Part of a data file
-- Start --

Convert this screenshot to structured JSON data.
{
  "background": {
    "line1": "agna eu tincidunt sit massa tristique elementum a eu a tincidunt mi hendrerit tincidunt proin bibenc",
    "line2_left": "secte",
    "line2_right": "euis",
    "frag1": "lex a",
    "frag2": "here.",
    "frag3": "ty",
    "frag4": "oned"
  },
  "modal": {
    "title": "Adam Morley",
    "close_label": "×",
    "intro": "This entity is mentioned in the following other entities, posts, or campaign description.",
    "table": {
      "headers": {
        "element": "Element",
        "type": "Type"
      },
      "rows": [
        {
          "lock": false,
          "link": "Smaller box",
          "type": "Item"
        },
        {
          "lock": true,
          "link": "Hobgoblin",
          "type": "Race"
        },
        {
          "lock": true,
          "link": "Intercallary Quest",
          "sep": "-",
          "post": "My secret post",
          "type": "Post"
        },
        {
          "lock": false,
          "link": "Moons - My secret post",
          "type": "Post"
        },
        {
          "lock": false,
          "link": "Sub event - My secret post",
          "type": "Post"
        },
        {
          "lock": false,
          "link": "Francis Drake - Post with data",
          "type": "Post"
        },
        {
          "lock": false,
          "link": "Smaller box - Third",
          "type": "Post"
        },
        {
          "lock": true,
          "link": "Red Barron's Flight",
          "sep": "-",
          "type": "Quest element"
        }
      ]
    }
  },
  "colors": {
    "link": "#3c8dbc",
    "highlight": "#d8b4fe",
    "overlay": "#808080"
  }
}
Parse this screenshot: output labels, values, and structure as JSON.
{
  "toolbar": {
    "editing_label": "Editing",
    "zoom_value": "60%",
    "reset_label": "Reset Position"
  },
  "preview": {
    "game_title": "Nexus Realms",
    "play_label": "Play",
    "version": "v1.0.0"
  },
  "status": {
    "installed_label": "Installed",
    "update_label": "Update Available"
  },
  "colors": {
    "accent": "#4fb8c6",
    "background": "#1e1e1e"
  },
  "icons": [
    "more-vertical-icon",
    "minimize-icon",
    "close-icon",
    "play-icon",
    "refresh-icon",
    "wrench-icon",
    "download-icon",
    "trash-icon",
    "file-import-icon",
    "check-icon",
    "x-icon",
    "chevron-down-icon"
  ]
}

-- End --

EXERCISE TASK: Exactly reproduce all of the entries.

RESULT:
Convert this screenshot to structured JSON data.
{
  "background": {
    "line1": "agna eu tincidunt sit massa tristique elementum a eu a tincidunt mi hendrerit tincidunt proin bibenc",
    "line2_left": "secte",
    "line2_right": "euis",
    "frag1": "lex a",
    "frag2": "here.",
    "frag3": "ty",
    "frag4": "oned"
  },
  "modal": {
    "title": "Adam Morley",
    "close_label": "×",
    "intro": "This entity is mentioned in the following other entities, posts, or campaign description.",
    "table": {
      "headers": {
        "element": "Element",
        "type": "Type"
      },
      "rows": [
        {
          "lock": false,
          "link": "Smaller box",
          "type": "Item"
        },
        {
          "lock": true,
          "link": "Hobgoblin",
          "type": "Race"
        },
        {
          "lock": true,
          "link": "Intercallary Quest",
          "sep": "-",
          "post": "My secret post",
          "type": "Post"
        },
        {
          "lock": false,
          "link": "Moons - My secret post",
          "type": "Post"
        },
        {
          "lock": false,
          "link": "Sub event - My secret post",
          "type": "Post"
        },
        {
          "lock": false,
          "link": "Francis Drake - Post with data",
          "type": "Post"
        },
        {
          "lock": false,
          "link": "Smaller box - Third",
          "type": "Post"
        },
        {
          "lock": true,
          "link": "Red Barron's Flight",
          "sep": "-",
          "type": "Quest element"
        }
      ]
    }
  },
  "colors": {
    "link": "#3c8dbc",
    "highlight": "#d8b4fe",
    "overlay": "#808080"
  }
}
Parse this screenshot: output labels, values, and structure as JSON.
{
  "toolbar": {
    "editing_label": "Editing",
    "zoom_value": "60%",
    "reset_label": "Reset Position"
  },
  "preview": {
    "game_title": "Nexus Realms",
    "play_label": "Play",
    "version": "v1.0.0"
  },
  "status": {
    "installed_label": "Installed",
    "update_label": "Update Available"
  },
  "colors": {
    "accent": "#4fb8c6",
    "background": "#1e1e1e"
  },
  "icons": [
    "more-vertical-icon",
    "minimize-icon",
    "close-icon",
    "play-icon",
    "refresh-icon",
    "wrench-icon",
    "download-icon",
    "trash-icon",
    "file-import-icon",
    "check-icon",
    "x-icon",
    "chevron-down-icon"
  ]
}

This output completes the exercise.